From the entries that follow, extract each line holding the string "this".
════════════════
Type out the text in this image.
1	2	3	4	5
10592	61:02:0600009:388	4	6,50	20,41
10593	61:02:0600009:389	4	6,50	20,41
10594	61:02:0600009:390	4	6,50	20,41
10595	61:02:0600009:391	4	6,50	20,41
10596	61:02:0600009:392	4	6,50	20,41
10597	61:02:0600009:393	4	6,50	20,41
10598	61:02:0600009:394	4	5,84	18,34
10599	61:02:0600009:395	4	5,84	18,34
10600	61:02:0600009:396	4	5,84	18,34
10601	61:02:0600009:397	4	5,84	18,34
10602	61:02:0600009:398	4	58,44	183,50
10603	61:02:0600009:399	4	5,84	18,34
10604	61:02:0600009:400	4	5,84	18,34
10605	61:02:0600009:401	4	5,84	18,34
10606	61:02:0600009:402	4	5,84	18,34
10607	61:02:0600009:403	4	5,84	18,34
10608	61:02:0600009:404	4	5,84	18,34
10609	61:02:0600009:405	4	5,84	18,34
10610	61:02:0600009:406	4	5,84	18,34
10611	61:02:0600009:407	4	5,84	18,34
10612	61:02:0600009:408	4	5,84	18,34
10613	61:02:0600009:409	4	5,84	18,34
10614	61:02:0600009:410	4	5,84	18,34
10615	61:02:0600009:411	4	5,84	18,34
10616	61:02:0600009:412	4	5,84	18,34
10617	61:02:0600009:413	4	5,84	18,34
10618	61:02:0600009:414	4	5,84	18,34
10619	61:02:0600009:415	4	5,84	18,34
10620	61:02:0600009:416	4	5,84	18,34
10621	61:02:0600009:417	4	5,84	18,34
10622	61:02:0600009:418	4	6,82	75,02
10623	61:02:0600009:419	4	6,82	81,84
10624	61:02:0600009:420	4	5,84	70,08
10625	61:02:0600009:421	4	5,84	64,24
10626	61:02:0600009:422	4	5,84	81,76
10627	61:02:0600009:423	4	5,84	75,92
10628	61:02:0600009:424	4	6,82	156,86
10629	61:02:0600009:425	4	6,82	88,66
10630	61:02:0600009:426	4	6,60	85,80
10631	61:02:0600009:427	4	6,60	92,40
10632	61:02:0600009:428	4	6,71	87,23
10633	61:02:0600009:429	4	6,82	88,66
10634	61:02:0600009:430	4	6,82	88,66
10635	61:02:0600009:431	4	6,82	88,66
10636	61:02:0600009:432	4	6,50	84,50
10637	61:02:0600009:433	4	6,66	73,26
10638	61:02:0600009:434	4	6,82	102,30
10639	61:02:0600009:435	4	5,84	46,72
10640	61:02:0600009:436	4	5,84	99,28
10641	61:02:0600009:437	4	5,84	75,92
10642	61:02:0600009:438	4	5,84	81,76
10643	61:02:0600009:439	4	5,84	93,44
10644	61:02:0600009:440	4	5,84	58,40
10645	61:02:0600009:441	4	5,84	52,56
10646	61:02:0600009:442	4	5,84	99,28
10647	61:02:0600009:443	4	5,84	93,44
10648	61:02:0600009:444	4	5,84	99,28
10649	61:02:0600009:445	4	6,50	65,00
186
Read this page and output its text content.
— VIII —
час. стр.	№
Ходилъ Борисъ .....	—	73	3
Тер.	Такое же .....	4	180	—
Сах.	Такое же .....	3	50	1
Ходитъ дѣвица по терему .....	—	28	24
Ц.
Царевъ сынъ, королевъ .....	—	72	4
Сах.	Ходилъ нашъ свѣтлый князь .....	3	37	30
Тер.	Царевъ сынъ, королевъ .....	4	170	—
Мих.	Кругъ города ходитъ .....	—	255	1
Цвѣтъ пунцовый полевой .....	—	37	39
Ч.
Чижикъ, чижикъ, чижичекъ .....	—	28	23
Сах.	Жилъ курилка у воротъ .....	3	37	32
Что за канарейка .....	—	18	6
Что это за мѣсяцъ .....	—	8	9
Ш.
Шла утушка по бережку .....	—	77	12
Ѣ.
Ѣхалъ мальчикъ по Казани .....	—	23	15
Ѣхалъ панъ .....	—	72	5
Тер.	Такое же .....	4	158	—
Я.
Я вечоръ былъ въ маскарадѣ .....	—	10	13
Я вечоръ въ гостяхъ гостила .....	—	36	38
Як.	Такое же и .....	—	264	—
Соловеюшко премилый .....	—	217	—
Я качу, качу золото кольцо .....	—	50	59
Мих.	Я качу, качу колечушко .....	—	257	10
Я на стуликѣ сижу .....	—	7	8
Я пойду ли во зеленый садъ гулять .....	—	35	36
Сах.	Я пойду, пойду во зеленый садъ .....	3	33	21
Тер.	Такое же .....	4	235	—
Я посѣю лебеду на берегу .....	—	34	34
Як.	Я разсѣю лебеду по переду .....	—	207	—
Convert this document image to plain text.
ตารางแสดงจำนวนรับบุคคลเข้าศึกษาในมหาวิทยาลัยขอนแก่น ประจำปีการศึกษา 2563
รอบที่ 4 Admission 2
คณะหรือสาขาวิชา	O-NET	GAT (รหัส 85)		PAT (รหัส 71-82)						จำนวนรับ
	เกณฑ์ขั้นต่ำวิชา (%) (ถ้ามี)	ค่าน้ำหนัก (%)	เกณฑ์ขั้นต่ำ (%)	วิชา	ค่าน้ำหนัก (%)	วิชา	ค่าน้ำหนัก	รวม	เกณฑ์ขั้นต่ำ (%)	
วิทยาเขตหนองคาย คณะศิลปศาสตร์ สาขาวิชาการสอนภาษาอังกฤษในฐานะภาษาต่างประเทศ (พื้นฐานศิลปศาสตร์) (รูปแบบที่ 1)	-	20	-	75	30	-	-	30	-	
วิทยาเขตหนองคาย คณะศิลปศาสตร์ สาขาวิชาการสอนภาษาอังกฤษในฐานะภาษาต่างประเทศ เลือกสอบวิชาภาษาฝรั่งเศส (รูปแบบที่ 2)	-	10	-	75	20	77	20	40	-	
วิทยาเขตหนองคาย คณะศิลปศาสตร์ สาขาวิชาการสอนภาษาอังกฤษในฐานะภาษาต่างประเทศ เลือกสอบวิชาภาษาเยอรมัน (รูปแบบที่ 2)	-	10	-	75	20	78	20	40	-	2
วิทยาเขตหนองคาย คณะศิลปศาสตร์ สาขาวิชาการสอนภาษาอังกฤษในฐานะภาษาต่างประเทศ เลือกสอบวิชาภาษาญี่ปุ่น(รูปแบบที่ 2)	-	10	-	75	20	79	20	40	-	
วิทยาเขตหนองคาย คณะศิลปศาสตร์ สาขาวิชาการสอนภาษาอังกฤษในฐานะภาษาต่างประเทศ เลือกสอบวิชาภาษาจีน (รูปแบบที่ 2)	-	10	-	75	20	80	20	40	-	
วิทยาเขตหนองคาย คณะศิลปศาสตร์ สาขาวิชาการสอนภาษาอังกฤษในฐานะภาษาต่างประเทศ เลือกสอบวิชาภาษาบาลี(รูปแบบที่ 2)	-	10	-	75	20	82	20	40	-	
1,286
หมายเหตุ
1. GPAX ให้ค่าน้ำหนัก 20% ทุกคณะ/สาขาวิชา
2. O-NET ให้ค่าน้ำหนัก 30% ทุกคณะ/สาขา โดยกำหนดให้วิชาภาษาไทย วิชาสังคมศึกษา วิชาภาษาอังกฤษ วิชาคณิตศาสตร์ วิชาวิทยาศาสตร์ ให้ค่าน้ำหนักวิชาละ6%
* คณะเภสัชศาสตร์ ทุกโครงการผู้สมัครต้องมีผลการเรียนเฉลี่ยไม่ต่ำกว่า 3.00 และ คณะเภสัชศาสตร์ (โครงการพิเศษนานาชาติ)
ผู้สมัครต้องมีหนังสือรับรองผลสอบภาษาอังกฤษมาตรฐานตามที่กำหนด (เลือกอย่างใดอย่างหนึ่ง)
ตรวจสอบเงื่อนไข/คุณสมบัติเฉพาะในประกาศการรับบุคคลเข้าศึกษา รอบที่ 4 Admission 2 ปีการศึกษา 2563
════════════════
## EXERCISE ANSWER
Type out the text in this image.
Read this page and output its text content.
Convert this document image to plain text.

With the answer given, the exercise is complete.